Copy every line in which the string "ions" occurs.

.....

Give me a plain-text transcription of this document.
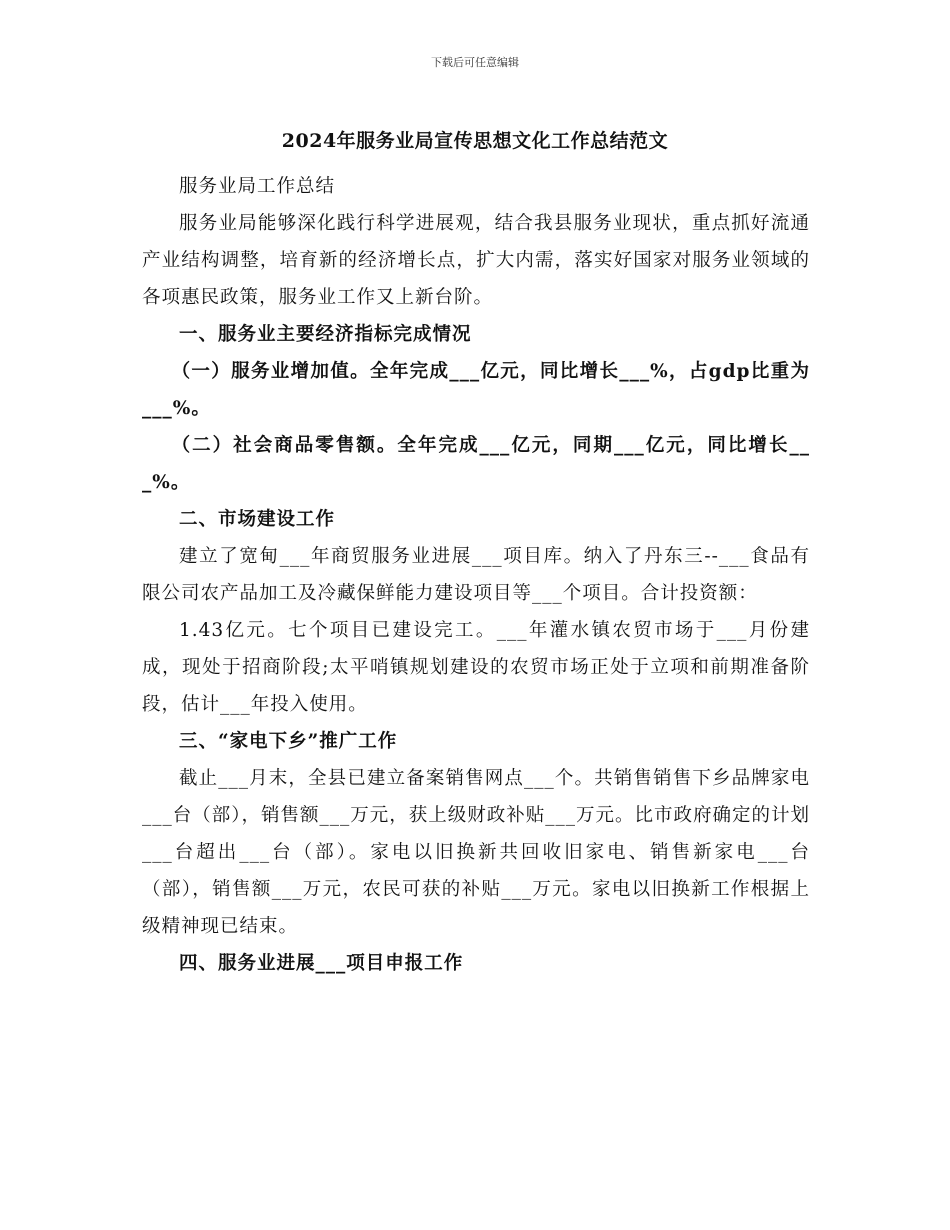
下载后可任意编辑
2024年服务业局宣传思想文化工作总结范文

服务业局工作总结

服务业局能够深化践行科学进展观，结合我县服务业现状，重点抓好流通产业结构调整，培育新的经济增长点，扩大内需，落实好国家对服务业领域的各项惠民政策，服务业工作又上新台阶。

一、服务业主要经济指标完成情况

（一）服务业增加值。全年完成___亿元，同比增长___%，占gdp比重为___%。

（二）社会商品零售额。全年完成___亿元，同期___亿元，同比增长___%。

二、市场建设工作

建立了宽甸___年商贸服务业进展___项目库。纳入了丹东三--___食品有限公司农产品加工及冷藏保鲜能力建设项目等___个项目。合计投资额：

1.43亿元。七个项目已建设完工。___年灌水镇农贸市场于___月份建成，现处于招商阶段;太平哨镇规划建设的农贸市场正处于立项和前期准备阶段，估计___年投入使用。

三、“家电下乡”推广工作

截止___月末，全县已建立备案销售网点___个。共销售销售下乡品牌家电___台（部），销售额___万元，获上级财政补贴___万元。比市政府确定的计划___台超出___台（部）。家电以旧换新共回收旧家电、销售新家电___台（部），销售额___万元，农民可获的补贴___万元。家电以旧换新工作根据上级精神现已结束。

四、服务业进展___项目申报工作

.....

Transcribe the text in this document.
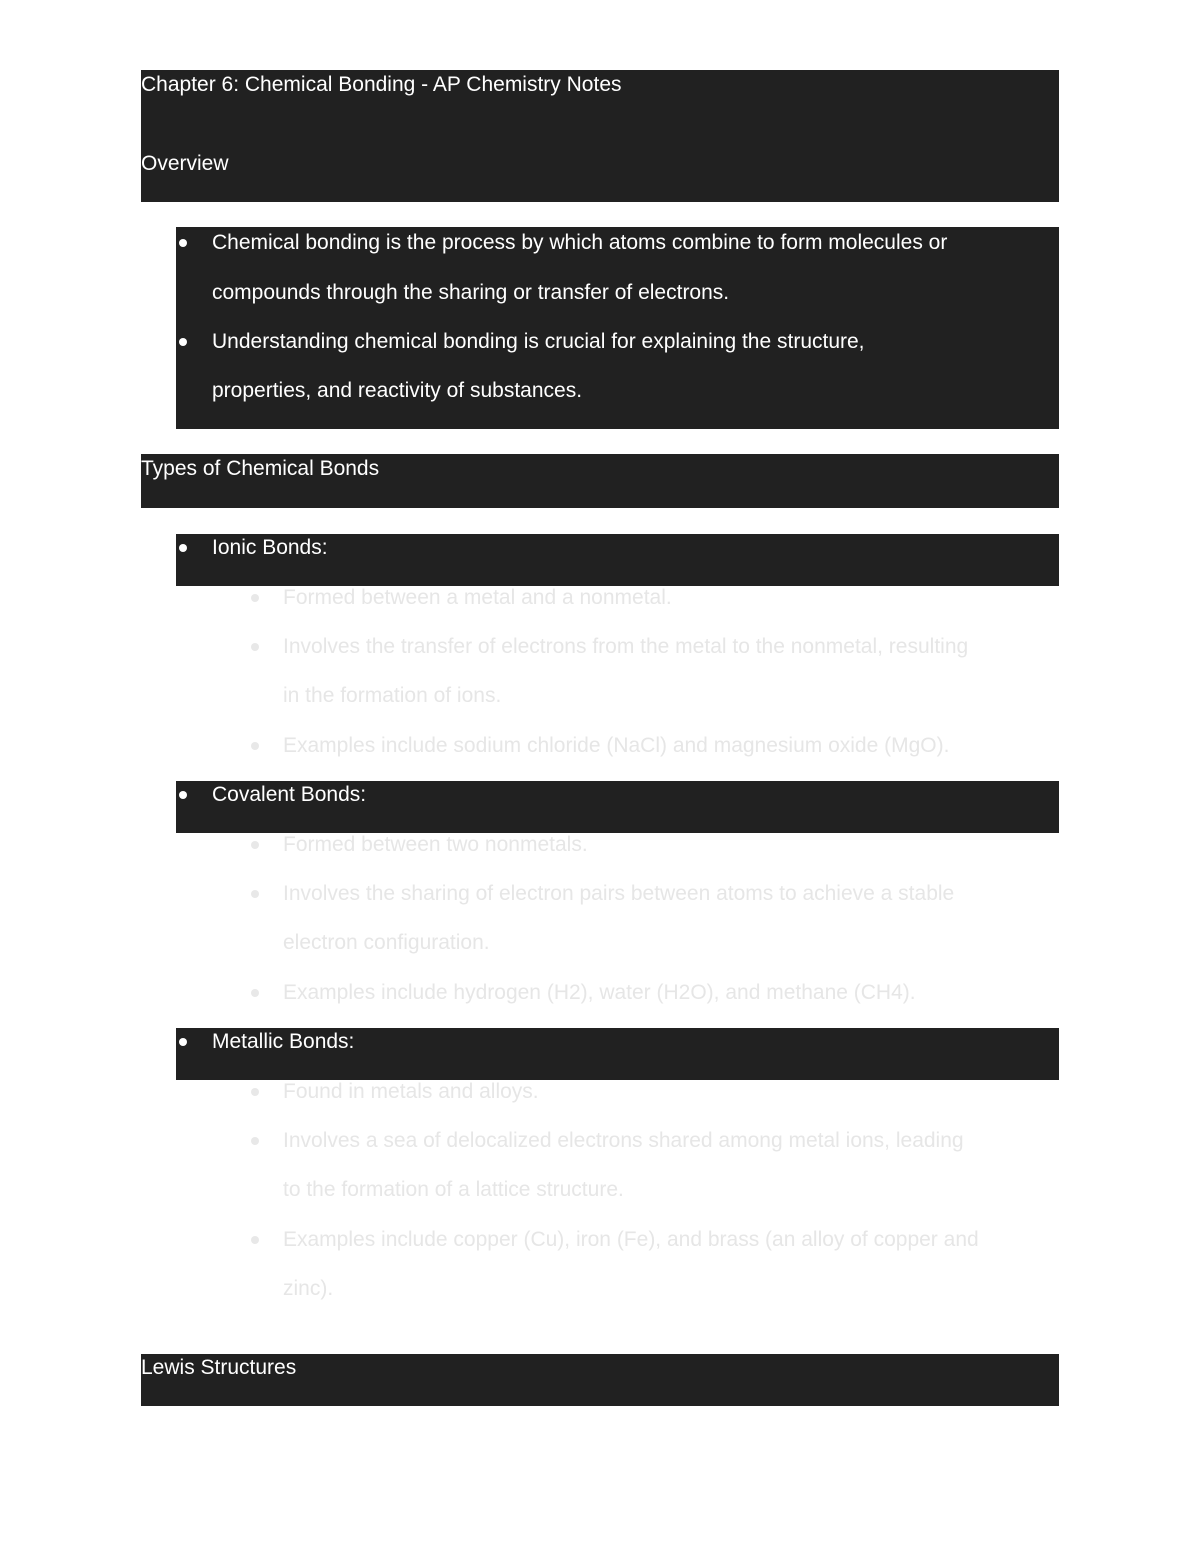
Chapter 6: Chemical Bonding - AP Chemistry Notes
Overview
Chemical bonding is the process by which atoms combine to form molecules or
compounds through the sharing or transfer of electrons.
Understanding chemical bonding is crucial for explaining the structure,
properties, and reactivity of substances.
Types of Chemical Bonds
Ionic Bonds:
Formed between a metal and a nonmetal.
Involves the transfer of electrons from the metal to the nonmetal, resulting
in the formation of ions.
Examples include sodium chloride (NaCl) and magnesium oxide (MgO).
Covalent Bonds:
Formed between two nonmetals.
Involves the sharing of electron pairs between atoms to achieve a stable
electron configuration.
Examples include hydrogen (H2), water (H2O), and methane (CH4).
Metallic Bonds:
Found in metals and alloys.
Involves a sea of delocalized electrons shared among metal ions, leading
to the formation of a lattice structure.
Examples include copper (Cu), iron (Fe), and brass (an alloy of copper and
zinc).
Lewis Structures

.....

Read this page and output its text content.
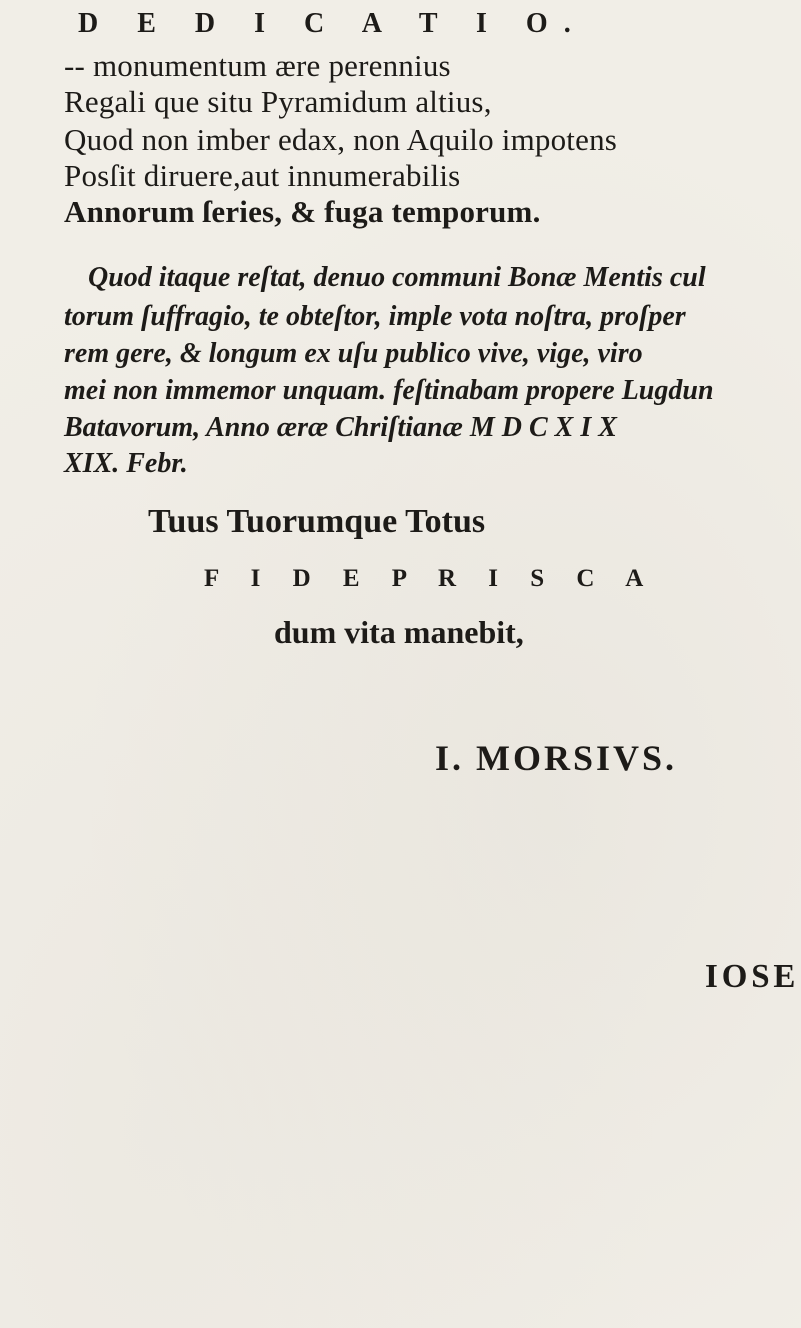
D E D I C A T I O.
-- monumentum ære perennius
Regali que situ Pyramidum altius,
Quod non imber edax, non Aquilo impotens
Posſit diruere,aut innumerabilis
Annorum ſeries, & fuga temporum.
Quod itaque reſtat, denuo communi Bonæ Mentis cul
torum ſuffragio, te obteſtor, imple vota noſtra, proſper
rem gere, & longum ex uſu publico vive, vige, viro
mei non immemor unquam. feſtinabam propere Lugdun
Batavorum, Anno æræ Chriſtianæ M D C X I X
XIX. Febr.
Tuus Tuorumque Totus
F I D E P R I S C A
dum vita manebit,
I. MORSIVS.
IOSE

.....

**ANSWER IN FULL:**
in the formation of ions.
Involves a sea of delocalized electrons shared among metal ions, leading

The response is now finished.